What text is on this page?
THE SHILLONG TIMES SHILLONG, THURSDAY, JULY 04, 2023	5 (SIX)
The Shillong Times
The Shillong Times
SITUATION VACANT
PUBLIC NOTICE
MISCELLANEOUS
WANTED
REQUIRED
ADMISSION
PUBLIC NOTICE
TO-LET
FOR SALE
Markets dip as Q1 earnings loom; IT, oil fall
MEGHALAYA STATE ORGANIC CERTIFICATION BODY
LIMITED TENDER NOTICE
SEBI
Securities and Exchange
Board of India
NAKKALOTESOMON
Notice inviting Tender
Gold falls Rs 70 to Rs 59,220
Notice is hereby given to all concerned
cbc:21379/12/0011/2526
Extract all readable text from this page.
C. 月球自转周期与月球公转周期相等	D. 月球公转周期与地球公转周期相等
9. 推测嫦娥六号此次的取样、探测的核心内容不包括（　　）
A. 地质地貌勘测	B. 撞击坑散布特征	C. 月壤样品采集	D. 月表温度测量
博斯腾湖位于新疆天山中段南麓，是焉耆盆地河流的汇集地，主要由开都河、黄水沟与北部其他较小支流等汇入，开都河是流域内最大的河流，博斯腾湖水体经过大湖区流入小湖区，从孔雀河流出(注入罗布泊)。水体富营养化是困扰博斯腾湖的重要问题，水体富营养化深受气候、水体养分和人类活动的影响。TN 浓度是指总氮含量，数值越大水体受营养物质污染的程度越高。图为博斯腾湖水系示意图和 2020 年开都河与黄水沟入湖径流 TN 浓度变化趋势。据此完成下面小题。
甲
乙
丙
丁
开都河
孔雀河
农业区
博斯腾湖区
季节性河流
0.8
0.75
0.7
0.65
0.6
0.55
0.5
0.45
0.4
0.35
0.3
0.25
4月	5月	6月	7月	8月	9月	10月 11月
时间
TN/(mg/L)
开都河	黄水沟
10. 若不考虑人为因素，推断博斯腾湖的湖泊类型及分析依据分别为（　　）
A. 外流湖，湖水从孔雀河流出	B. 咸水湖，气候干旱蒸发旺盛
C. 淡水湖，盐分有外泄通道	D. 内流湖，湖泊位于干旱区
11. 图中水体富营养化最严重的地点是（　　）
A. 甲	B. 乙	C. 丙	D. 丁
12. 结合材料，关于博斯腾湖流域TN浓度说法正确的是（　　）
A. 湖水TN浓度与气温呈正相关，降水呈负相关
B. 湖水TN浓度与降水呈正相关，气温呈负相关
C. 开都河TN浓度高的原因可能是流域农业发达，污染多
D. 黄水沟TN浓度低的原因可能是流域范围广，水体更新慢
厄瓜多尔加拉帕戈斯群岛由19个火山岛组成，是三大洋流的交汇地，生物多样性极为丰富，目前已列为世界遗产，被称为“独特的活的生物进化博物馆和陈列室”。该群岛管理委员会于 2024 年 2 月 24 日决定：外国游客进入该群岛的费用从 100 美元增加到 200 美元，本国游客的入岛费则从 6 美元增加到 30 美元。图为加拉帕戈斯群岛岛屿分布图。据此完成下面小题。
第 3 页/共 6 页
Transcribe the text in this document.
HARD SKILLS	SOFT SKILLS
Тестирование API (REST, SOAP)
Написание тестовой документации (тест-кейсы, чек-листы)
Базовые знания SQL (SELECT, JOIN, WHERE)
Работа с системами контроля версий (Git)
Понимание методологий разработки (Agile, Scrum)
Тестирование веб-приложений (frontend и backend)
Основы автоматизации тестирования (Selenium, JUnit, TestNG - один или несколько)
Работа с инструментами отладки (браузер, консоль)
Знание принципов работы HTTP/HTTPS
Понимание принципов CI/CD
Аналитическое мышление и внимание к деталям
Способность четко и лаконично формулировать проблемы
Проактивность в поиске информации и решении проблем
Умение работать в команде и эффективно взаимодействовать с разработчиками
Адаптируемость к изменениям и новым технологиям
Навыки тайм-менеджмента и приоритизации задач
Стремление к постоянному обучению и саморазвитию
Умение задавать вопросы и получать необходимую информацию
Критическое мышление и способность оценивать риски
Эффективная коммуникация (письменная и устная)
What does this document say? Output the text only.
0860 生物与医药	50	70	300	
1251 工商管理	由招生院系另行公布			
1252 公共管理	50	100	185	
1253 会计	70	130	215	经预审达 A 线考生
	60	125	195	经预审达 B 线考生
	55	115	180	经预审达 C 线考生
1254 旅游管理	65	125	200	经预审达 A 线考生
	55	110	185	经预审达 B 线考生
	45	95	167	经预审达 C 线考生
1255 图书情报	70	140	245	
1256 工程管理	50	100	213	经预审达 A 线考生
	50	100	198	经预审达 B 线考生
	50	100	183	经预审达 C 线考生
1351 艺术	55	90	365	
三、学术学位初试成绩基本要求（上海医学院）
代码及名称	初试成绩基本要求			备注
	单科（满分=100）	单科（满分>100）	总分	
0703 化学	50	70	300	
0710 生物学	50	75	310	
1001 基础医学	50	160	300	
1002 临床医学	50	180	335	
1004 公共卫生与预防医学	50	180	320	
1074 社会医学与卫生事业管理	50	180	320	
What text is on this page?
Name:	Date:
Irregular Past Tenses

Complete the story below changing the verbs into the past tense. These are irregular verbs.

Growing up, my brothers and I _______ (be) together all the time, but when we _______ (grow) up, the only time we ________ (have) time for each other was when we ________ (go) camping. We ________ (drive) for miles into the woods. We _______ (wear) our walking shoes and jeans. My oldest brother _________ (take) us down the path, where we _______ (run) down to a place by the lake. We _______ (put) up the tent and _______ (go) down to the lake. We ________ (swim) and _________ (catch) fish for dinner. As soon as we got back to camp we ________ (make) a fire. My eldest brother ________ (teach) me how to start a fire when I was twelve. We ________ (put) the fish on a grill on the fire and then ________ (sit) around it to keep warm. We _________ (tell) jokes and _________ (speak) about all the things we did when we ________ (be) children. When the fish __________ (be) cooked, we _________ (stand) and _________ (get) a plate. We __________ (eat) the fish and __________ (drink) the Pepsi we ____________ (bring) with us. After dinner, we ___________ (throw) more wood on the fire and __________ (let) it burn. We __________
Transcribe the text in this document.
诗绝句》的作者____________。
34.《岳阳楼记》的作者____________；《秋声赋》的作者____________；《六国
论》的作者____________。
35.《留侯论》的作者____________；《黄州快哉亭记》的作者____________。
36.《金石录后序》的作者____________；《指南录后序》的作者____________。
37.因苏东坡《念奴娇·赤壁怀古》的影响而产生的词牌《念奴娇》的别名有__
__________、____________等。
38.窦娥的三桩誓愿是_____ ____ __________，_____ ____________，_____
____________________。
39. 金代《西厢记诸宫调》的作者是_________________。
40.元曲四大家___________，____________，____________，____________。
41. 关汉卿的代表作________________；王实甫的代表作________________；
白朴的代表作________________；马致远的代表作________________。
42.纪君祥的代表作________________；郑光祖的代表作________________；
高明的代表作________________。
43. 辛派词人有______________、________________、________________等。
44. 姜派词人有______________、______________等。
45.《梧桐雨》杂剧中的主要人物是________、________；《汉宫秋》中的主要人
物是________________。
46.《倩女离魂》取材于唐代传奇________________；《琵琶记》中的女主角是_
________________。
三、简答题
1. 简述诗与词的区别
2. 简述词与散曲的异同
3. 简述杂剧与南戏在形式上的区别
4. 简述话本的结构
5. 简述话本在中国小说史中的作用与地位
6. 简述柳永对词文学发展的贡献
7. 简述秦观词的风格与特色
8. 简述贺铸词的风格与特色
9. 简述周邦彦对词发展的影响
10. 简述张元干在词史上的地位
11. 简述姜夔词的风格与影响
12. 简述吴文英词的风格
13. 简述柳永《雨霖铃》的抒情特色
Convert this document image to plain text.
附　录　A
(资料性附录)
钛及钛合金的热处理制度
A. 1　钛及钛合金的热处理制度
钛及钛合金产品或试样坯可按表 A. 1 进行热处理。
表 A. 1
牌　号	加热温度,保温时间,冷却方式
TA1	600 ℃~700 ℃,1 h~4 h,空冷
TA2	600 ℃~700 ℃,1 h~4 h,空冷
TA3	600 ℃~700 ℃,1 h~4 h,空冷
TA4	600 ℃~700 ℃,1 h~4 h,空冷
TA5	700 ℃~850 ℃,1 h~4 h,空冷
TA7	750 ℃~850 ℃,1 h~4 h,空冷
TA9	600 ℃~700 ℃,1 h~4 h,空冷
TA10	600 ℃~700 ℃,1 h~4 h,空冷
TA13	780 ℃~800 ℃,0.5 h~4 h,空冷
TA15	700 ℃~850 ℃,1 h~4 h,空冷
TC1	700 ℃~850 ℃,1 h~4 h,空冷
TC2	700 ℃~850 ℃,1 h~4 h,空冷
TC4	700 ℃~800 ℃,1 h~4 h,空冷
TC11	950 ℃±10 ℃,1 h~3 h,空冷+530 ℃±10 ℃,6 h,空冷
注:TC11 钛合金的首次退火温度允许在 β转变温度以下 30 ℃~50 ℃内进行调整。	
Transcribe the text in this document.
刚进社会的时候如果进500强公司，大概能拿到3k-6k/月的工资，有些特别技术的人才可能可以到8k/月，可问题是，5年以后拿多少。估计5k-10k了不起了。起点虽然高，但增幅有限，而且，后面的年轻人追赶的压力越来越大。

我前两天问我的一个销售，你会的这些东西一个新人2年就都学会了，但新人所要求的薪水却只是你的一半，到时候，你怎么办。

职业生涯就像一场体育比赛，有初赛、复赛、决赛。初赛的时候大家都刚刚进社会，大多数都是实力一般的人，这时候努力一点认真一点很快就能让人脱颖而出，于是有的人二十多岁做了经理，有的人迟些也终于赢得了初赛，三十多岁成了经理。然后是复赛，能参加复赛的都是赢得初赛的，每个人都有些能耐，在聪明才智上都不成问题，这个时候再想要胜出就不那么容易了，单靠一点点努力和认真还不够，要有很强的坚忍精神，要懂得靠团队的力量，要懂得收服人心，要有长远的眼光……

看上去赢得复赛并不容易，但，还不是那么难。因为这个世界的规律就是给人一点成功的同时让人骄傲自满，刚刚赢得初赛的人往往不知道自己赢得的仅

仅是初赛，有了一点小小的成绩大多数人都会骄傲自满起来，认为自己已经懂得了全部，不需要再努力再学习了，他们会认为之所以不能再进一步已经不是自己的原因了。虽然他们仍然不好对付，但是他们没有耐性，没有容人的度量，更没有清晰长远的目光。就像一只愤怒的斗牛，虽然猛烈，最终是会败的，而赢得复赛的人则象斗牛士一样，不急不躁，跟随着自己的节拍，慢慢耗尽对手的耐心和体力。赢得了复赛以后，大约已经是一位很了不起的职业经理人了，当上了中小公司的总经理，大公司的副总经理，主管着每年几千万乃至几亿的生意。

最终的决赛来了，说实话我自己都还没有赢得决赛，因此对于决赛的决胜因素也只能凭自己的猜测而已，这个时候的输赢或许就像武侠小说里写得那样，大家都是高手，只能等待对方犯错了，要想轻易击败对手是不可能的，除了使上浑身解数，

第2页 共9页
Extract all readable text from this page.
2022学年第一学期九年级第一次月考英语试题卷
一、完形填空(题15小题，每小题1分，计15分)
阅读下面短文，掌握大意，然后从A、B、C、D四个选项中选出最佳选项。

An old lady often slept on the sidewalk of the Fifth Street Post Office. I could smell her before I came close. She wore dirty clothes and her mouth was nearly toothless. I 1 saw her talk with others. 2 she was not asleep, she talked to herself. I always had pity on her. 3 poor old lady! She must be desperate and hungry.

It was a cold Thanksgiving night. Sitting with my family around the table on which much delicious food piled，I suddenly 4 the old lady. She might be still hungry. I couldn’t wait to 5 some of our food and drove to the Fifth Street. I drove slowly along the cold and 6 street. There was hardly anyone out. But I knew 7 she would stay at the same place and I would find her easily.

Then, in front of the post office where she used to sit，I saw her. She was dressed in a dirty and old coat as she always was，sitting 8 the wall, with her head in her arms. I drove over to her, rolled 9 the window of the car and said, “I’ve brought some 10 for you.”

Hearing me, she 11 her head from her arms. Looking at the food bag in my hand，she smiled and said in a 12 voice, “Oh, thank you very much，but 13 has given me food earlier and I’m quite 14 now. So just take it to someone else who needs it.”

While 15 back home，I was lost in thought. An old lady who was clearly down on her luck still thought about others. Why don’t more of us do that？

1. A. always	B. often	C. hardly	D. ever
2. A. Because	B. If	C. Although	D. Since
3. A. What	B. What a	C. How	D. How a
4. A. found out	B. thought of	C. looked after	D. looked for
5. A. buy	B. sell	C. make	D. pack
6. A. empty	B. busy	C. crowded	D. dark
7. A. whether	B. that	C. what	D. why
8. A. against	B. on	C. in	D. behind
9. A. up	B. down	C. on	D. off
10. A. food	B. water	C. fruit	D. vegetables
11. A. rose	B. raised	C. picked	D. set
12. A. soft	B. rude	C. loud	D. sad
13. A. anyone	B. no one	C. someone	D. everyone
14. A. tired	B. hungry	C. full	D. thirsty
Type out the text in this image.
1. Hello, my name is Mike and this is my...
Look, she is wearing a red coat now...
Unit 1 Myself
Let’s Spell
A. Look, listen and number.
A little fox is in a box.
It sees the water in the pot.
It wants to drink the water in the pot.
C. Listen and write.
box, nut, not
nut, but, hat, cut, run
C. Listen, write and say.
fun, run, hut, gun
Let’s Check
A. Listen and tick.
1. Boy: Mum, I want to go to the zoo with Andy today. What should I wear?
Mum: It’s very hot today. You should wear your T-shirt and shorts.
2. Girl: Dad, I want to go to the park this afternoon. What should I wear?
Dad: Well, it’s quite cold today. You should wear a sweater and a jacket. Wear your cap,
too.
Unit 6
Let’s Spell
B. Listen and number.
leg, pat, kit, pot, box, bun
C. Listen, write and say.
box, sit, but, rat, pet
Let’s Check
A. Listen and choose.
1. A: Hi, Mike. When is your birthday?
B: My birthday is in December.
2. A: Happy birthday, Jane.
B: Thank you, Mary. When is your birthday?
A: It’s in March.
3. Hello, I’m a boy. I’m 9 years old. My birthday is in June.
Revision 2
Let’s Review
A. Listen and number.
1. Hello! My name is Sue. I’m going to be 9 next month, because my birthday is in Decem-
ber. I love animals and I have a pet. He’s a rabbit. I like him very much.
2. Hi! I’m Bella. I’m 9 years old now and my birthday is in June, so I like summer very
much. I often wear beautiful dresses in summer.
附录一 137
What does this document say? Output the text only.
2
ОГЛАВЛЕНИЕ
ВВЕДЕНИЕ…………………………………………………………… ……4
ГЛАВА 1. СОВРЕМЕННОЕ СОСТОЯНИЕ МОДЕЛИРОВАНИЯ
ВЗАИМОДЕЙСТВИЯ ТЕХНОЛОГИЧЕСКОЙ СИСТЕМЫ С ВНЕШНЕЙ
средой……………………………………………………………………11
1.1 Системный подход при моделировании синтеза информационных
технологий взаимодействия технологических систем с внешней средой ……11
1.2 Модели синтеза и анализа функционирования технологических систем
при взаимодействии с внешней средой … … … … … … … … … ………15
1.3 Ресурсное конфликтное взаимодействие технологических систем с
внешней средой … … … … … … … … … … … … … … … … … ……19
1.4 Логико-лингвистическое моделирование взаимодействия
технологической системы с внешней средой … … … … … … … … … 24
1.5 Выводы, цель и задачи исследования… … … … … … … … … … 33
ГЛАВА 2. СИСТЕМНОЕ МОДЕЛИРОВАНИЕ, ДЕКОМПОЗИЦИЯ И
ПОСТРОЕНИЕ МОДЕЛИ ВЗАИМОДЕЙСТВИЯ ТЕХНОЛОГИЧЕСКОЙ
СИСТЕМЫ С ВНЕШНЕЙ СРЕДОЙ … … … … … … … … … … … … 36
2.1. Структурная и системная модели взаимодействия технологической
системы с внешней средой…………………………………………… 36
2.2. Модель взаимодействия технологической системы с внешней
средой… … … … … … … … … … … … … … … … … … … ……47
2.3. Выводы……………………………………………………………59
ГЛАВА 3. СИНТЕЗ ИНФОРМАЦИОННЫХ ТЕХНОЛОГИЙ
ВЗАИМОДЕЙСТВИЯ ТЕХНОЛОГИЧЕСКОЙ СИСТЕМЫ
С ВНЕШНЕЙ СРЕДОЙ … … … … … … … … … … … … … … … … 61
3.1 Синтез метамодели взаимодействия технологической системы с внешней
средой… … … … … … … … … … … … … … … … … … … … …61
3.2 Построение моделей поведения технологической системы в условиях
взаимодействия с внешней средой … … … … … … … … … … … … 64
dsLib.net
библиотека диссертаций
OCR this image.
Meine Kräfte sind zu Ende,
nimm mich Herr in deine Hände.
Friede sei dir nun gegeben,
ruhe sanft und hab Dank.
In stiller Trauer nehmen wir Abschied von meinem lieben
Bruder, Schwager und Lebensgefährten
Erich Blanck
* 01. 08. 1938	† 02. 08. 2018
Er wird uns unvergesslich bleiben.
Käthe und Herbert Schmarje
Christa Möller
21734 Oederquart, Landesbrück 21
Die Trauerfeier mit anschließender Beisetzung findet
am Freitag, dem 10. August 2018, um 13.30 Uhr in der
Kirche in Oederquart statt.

» Set task: Which lines of the data above contain "today"? Copy each one.

» Answer to the task:
1. Boy: Mum, I want to go to the zoo with Andy today. What should I wear?
Mum: It’s very hot today. You should wear your T-shirt and shorts.
Dad: Well, it’s quite cold today. You should wear a sweater and a jacket. Wear your cap,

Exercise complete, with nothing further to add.